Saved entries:
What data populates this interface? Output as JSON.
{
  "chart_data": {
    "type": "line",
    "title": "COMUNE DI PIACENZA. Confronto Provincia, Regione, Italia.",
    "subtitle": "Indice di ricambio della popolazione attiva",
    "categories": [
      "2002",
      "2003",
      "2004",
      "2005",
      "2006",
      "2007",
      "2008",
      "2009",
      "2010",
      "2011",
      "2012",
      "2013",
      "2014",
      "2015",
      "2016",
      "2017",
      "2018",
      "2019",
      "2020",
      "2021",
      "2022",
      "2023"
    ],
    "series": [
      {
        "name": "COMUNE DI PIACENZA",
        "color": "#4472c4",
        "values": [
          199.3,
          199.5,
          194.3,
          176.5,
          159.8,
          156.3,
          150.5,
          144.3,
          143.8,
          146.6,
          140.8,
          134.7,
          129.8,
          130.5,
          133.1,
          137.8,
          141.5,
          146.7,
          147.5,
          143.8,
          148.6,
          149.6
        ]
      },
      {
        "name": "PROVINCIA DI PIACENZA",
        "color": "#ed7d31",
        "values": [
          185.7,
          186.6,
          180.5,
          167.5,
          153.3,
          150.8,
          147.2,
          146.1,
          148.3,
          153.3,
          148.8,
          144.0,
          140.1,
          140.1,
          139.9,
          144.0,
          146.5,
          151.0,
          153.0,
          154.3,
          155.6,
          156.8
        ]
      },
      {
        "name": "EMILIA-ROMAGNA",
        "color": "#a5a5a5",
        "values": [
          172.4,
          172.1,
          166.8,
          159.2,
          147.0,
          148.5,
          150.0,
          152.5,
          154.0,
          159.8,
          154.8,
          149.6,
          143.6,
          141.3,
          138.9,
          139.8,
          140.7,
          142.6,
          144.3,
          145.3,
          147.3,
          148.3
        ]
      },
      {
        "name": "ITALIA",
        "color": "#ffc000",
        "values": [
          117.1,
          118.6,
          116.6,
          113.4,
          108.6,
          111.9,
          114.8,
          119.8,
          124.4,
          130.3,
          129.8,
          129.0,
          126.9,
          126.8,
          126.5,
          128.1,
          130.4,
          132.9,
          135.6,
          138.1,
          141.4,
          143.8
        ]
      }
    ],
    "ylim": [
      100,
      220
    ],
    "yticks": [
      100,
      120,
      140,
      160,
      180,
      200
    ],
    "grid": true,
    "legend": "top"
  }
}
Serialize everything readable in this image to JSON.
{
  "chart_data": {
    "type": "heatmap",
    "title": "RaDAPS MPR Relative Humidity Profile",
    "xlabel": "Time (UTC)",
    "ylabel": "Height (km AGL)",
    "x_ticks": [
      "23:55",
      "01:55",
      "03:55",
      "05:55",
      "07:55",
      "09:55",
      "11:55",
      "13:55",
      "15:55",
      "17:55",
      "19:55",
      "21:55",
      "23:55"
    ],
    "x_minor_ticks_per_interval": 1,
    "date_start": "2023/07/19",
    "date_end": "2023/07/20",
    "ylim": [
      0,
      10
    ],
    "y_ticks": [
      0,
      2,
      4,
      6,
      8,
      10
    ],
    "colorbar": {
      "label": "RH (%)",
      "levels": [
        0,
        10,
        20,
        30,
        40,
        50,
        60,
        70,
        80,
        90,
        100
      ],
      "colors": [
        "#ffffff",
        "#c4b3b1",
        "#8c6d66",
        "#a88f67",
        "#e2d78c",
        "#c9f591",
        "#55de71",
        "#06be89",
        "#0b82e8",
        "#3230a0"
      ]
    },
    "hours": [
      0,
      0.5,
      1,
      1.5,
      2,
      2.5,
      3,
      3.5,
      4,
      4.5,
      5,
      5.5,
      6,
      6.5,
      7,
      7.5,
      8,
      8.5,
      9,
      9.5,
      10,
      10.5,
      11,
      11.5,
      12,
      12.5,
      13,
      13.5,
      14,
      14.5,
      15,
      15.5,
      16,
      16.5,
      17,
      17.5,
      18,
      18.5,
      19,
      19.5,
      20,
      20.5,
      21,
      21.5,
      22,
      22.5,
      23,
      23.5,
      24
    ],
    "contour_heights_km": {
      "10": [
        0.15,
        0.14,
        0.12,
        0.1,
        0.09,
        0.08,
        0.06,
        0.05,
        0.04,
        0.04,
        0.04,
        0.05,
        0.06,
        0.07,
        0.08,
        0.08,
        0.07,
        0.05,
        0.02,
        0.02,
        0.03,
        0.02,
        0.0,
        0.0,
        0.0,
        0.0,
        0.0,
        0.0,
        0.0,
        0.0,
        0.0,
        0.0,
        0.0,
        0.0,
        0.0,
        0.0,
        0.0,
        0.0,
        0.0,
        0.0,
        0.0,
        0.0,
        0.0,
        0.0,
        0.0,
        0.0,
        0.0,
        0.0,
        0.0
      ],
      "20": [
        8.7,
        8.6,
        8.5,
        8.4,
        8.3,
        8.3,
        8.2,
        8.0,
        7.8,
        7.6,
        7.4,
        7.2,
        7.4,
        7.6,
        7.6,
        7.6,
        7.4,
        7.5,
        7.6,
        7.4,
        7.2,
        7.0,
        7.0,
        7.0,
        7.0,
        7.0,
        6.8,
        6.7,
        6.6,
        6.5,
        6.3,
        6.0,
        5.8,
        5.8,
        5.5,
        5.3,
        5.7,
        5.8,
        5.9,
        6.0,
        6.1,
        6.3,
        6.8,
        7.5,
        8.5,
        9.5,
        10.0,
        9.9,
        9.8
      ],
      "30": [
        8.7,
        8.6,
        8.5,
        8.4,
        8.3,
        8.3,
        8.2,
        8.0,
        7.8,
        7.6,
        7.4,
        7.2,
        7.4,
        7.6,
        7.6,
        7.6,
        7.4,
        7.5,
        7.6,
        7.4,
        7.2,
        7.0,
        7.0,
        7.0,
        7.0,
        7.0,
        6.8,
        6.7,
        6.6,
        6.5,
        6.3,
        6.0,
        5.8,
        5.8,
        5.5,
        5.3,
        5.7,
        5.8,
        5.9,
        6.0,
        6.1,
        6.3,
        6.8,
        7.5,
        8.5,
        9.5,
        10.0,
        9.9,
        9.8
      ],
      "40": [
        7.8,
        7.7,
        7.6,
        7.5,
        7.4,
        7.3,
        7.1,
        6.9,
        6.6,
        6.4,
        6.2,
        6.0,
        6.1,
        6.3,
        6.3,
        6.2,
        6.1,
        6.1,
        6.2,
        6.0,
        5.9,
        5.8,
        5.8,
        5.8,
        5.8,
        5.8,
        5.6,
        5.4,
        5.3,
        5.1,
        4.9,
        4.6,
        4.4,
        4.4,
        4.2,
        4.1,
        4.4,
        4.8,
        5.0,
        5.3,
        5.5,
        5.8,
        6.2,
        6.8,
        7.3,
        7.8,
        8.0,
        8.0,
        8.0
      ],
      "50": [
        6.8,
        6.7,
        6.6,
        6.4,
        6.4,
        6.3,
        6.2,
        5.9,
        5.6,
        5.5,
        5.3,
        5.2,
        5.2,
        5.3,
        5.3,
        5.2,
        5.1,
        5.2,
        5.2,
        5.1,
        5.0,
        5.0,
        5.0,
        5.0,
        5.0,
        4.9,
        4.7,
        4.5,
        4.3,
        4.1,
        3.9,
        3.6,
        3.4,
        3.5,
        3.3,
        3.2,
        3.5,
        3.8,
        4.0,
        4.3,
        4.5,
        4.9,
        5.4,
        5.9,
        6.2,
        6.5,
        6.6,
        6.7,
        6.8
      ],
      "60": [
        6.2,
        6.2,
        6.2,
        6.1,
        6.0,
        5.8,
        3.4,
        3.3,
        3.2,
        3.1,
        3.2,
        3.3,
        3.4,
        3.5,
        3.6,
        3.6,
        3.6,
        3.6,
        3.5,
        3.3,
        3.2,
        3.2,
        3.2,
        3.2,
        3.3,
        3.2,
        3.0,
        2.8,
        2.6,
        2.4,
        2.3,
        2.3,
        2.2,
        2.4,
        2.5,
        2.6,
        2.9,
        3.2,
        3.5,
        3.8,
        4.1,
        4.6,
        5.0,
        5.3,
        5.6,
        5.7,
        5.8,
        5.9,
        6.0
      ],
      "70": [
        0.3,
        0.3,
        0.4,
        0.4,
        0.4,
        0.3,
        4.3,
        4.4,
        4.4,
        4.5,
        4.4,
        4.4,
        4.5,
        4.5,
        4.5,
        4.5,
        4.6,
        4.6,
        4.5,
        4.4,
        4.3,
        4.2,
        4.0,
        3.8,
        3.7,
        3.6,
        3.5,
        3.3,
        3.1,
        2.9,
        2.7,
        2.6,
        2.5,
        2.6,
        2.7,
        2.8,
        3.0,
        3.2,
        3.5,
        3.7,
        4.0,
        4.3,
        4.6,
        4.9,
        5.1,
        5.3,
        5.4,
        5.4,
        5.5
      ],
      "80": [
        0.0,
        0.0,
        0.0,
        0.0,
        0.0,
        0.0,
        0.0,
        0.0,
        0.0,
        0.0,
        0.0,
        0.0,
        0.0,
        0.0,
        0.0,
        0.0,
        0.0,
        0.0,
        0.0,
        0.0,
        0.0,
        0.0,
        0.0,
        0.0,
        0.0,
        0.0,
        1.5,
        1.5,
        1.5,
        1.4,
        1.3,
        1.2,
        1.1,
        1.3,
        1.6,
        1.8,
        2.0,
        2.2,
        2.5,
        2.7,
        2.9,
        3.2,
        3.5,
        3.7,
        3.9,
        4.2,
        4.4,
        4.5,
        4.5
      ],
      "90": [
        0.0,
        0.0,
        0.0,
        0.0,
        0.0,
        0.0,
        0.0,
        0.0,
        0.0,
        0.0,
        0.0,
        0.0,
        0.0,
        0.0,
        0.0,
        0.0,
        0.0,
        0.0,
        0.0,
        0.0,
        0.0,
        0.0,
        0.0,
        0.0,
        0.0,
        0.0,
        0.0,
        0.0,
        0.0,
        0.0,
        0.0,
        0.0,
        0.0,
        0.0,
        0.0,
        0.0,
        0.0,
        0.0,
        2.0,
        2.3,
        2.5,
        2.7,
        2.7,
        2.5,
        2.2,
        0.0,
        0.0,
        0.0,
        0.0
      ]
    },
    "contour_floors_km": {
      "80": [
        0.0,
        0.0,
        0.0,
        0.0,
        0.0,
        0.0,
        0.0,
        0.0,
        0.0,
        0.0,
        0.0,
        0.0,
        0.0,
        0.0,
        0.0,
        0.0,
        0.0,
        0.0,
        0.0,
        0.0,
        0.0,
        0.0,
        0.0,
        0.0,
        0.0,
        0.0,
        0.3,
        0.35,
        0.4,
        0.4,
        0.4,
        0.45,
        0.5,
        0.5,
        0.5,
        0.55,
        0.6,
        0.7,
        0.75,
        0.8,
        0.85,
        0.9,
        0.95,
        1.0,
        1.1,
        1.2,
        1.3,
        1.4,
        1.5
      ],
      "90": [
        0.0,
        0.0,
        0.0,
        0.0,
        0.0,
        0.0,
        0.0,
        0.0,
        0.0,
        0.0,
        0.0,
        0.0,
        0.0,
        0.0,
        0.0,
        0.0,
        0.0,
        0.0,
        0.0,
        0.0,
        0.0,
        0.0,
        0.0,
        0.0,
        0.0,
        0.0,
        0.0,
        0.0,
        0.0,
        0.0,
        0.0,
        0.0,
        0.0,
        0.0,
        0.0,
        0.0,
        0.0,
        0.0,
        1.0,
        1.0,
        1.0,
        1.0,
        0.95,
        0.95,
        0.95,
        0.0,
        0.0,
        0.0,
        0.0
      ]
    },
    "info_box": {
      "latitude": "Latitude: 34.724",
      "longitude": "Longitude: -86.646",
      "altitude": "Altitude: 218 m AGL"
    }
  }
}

Given task: Pick out the lines containing the string "JSON" and show them.

Answer to this problem:
What data populates this interface? Output as JSON.
Serialize everything readable in this image to JSON.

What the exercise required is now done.